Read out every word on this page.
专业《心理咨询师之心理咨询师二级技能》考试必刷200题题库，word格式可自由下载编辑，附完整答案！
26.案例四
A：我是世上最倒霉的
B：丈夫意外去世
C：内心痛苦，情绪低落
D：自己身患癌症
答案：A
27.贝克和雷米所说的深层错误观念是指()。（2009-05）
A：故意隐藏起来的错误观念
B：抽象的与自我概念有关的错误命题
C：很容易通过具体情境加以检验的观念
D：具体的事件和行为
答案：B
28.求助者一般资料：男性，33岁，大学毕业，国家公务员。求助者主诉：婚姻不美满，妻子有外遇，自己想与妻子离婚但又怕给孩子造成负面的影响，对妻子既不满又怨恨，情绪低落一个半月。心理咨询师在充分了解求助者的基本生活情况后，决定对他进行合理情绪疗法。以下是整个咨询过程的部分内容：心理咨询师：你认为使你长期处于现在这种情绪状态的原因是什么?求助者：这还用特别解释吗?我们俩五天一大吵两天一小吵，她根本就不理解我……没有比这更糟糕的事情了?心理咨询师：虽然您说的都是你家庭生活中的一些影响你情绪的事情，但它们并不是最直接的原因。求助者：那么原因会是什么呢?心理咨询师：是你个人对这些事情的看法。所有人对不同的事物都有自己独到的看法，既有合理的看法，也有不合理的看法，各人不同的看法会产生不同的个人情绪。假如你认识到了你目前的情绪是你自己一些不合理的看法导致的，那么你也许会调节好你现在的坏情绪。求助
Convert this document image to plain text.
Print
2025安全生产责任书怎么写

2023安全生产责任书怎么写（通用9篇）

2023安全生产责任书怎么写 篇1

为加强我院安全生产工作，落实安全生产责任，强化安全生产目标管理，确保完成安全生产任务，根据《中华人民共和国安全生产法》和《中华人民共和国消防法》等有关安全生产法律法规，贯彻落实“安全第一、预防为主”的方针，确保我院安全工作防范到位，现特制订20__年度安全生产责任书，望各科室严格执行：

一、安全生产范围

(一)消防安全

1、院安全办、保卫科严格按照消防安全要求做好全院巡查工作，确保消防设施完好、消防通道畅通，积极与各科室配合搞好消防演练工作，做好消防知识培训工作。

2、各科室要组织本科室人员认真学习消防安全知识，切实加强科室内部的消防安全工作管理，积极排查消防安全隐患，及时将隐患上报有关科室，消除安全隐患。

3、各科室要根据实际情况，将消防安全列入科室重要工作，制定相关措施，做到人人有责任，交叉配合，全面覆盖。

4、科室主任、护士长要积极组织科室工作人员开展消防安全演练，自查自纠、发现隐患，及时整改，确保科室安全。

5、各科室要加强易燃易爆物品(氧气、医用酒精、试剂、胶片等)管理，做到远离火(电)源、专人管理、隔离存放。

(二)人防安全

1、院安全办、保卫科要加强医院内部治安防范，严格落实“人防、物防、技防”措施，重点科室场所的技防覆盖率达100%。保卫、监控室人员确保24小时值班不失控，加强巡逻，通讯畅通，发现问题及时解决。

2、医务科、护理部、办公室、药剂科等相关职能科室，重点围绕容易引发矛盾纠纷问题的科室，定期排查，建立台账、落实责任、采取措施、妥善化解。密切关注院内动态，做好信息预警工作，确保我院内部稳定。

▬▬▬

Set exercise:
Gather every line from the listing above in which "院安全办" appears, and copy those lines.

Answer to the exercise:
1、院安全办、保卫科严格按照消防安全要求做好全院巡查工作，确保消防设施完好、消防通道畅通，积极与各科室配合搞好消防演练工作，做好消防知识培训工作。
1、院安全办、保卫科要加强医院内部治安防范，严格落实“人防、物防、技防”措施，重点科室场所的技防覆盖率达100%。保卫、监控室人员确保24小时值班不失控，加强巡逻，通讯畅通，发现问题及时解决。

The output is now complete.